• **To be done**:
State how many lines of the data contain the word "kind", and write nothing besides the number.

-------- Given information

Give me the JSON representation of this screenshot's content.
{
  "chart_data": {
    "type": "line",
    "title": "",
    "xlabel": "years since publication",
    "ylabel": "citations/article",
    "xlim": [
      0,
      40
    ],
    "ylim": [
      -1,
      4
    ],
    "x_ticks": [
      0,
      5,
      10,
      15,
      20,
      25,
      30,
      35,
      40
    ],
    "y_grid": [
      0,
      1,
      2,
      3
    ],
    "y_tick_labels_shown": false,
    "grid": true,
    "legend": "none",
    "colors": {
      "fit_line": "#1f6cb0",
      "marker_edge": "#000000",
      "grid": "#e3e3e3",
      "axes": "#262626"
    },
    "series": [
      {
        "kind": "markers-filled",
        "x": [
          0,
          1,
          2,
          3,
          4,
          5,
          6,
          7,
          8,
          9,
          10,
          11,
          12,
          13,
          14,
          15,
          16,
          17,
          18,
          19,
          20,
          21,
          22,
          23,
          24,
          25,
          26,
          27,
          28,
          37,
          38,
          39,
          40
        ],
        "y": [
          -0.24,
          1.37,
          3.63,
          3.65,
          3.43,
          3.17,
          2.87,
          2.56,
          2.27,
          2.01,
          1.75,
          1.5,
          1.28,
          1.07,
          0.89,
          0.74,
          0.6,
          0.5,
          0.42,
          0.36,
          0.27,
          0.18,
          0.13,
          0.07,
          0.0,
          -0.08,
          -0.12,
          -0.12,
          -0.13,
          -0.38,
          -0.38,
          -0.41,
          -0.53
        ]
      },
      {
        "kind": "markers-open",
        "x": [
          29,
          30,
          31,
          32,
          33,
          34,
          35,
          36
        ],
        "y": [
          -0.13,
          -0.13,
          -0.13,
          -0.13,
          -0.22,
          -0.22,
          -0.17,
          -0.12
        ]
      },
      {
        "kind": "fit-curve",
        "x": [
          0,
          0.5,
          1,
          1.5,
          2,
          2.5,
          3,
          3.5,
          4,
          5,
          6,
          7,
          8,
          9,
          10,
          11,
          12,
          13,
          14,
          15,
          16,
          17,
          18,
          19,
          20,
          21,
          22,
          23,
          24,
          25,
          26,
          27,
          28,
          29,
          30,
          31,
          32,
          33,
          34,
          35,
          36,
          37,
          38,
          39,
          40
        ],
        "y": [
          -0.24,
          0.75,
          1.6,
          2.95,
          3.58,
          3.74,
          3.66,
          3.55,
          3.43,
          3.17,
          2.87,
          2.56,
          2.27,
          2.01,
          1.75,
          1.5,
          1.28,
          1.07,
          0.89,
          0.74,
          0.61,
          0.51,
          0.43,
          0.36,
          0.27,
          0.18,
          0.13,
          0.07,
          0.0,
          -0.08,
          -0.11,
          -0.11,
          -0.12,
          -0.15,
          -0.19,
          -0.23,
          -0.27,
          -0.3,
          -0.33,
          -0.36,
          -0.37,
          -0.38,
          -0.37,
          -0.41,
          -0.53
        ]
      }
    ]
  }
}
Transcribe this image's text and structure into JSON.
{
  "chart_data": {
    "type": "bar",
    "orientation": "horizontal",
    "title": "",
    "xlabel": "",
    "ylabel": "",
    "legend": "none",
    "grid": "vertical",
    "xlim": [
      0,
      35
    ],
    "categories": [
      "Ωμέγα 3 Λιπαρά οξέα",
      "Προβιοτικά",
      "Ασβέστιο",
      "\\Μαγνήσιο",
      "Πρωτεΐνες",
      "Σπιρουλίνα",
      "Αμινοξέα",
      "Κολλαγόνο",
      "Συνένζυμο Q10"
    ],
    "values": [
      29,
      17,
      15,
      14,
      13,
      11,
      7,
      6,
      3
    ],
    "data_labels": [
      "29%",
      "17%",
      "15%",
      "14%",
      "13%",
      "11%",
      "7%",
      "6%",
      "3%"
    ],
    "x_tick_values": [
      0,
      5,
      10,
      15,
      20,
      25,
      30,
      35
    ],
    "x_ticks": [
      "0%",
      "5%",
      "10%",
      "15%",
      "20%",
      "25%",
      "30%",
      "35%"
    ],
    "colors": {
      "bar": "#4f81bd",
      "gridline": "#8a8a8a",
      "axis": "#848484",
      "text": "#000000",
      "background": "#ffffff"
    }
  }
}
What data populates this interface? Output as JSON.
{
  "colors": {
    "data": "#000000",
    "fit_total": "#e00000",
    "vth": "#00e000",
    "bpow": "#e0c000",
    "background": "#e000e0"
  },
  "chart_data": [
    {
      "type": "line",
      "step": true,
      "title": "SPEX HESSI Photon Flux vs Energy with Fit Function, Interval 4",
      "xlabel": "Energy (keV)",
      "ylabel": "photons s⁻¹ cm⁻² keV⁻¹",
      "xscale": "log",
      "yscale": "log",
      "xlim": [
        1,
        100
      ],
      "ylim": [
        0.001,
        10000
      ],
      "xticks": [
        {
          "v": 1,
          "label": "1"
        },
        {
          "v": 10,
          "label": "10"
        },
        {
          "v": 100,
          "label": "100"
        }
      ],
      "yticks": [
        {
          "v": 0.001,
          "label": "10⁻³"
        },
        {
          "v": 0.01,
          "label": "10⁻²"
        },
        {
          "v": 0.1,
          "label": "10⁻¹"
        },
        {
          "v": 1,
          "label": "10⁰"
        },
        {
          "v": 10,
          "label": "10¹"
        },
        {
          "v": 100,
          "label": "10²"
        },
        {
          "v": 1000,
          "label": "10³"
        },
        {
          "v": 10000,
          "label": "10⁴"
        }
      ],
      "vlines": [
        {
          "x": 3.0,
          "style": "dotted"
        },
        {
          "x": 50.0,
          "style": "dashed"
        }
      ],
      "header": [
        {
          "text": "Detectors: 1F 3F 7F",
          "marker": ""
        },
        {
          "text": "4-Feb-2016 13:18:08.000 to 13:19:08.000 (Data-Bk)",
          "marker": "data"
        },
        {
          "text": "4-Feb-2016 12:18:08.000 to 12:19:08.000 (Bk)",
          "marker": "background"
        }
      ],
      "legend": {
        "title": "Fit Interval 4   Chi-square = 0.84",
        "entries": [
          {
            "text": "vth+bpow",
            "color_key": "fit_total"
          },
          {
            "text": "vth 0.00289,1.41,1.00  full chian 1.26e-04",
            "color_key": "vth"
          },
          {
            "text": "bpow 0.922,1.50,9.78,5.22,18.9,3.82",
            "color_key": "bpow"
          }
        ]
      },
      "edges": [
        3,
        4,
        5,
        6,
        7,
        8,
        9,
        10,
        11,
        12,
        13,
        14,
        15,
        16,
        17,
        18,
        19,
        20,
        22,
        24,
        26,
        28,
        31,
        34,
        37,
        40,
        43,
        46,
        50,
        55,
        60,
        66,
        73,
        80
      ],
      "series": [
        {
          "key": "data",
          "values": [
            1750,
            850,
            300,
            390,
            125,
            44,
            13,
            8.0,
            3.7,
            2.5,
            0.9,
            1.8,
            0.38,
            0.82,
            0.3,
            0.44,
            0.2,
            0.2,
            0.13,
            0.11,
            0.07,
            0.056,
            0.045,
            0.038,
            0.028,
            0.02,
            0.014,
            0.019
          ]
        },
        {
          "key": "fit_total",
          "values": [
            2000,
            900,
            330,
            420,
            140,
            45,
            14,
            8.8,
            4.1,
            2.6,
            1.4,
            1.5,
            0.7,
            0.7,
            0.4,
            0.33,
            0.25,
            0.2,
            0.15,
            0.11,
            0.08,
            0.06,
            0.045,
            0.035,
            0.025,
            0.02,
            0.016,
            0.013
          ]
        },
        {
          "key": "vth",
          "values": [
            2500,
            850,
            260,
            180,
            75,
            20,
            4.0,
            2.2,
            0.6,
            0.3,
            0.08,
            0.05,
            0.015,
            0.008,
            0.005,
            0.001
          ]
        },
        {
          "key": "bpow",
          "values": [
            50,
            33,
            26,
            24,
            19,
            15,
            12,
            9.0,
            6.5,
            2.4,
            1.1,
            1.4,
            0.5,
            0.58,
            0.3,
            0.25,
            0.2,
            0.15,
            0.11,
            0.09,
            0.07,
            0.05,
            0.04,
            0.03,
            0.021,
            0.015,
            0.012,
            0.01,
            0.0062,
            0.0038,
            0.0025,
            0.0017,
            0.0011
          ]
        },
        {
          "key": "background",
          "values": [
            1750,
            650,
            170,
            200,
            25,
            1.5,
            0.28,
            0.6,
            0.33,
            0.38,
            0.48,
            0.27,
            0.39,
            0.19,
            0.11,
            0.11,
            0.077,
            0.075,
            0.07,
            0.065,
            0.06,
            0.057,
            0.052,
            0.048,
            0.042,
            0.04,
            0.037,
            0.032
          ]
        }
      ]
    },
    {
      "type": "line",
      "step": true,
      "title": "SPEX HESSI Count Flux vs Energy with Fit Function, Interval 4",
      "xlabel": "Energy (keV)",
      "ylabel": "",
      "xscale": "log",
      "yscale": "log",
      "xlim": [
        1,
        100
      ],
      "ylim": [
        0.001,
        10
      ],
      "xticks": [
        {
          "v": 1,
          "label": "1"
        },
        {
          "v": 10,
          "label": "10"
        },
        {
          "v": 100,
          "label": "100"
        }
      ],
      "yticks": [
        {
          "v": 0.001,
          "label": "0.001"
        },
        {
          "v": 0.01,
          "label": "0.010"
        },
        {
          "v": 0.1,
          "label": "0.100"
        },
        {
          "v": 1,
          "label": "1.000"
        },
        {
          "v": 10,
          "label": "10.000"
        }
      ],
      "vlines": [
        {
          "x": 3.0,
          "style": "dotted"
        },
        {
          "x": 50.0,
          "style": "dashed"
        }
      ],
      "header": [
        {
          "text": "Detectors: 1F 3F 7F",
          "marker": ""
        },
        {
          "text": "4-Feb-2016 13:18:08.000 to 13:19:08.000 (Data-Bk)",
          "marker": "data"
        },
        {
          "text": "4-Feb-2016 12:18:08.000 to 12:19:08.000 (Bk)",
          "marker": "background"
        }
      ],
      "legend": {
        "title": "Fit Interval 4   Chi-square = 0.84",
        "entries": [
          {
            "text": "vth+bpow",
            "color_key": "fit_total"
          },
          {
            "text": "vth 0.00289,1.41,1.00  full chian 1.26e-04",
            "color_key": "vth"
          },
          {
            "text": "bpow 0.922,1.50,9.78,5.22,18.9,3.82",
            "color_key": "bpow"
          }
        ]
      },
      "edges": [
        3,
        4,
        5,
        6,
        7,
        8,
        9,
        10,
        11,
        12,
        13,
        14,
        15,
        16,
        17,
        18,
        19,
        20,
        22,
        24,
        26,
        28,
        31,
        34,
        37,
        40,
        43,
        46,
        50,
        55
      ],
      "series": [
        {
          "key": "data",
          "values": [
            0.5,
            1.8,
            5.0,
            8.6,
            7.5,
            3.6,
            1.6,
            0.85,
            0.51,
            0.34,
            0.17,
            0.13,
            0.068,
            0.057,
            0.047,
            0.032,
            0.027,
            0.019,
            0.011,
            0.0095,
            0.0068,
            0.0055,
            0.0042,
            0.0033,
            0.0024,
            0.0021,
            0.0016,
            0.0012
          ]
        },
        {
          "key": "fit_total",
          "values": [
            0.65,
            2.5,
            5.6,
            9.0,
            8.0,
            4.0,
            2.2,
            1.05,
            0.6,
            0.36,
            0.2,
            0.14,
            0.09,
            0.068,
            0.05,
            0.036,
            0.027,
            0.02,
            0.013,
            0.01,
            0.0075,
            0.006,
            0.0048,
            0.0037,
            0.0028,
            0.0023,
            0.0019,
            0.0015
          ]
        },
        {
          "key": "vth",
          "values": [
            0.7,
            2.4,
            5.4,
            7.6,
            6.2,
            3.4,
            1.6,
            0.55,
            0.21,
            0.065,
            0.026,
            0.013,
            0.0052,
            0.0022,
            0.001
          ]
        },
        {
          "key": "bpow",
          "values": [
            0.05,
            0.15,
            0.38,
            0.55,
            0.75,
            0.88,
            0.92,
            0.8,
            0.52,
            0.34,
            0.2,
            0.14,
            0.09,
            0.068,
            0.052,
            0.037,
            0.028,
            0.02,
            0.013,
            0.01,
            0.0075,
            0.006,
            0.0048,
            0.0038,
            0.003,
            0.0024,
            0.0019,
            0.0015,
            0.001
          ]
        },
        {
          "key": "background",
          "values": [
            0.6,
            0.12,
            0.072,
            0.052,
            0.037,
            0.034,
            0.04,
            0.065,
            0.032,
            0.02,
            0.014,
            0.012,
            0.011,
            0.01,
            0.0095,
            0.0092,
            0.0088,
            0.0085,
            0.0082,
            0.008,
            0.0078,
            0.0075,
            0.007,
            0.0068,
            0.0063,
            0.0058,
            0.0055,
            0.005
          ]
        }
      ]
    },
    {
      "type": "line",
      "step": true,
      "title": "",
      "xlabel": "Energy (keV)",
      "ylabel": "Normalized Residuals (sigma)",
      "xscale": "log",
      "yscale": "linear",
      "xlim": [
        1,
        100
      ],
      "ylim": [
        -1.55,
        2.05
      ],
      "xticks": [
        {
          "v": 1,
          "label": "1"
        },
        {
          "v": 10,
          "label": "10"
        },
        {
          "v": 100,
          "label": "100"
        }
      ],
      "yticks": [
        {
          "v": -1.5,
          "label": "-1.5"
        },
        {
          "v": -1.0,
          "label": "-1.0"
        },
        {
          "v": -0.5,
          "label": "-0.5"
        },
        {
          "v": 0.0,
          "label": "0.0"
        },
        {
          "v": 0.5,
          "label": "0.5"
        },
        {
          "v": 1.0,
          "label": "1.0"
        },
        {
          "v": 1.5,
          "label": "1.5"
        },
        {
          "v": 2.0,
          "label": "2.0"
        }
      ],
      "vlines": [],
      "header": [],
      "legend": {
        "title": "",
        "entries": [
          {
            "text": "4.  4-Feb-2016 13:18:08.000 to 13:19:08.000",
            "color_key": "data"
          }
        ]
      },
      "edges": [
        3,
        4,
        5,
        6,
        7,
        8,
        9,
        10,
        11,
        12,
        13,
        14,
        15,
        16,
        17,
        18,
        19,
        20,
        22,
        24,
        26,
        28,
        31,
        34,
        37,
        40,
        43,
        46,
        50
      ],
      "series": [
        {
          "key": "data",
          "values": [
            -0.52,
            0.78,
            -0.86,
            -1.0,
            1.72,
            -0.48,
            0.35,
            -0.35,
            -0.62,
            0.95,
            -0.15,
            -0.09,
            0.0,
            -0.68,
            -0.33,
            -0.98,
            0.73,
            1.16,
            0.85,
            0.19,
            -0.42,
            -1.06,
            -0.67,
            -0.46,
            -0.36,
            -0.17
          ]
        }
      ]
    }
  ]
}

----------------

• **Output for this exercise**:
3